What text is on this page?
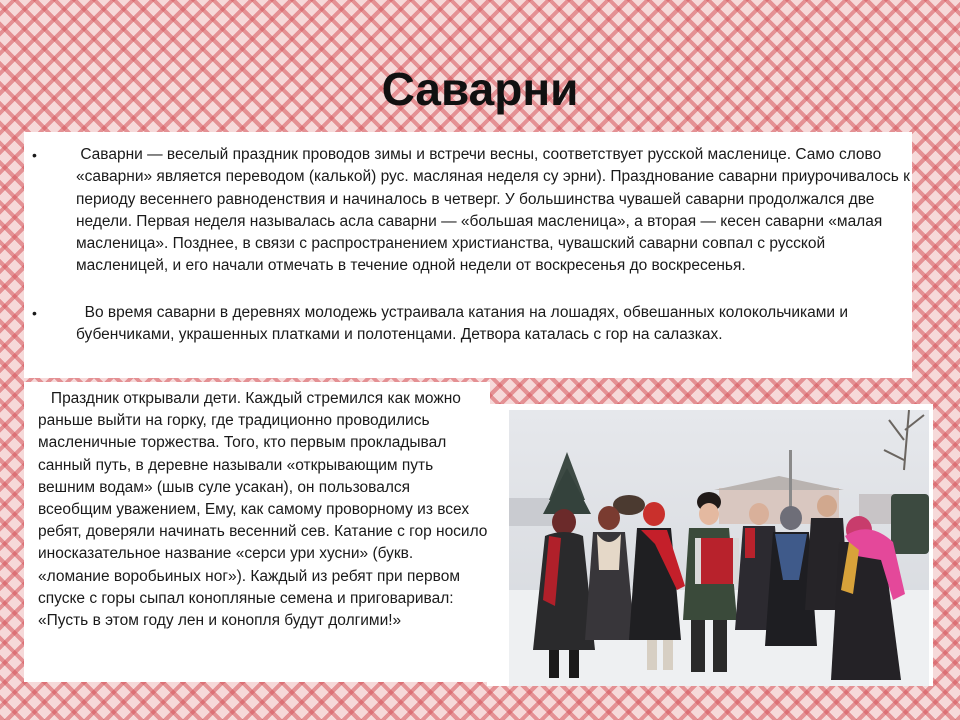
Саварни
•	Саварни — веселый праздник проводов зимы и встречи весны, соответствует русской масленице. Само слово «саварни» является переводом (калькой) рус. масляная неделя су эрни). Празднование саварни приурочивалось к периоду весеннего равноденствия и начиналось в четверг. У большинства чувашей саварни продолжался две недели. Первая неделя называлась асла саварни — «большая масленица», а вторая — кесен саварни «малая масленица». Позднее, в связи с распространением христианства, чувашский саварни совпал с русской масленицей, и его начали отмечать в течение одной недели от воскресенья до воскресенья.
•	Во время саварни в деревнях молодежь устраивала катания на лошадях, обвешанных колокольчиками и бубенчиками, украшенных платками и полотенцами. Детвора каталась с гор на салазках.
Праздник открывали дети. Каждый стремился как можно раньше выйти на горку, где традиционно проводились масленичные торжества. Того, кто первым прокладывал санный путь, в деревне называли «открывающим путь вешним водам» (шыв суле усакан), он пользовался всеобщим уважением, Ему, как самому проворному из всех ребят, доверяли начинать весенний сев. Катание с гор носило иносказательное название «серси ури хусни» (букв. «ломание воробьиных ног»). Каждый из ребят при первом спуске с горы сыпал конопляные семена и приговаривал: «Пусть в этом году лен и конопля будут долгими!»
▬▬▬▬▬▬
## Task requirements
Transcribe the full listing character for character. Pictures are excluded.

## Task response
What text is on this page?
Саварни
•	Саварни — веселый праздник проводов зимы и встречи весны, соответствует русской масленице. Само слово «саварни» является переводом (калькой) рус. масляная неделя су эрни). Празднование саварни приурочивалось к периоду весеннего равноденствия и начиналось в четверг. У большинства чувашей саварни продолжался две недели. Первая неделя называлась асла саварни — «большая масленица», а вторая — кесен саварни «малая масленица». Позднее, в связи с распространением христианства, чувашский саварни совпал с русской масленицей, и его начали отмечать в течение одной недели от воскресенья до воскресенья.
•	Во время саварни в деревнях молодежь устраивала катания на лошадях, обвешанных колокольчиками и бубенчиками, украшенных платками и полотенцами. Детвора каталась с гор на салазках.
Праздник открывали дети. Каждый стремился как можно раньше выйти на горку, где традиционно проводились масленичные торжества. Того, кто первым прокладывал санный путь, в деревне называли «открывающим путь вешним водам» (шыв суле усакан), он пользовался всеобщим уважением, Ему, как самому проворному из всех ребят, доверяли начинать весенний сев. Катание с гор носило иносказательное название «серси ури хусни» (букв. «ломание воробьиных ног»). Каждый из ребят при первом спуске с горы сыпал конопляные семена и приговаривал: «Пусть в этом году лен и конопля будут долгими!»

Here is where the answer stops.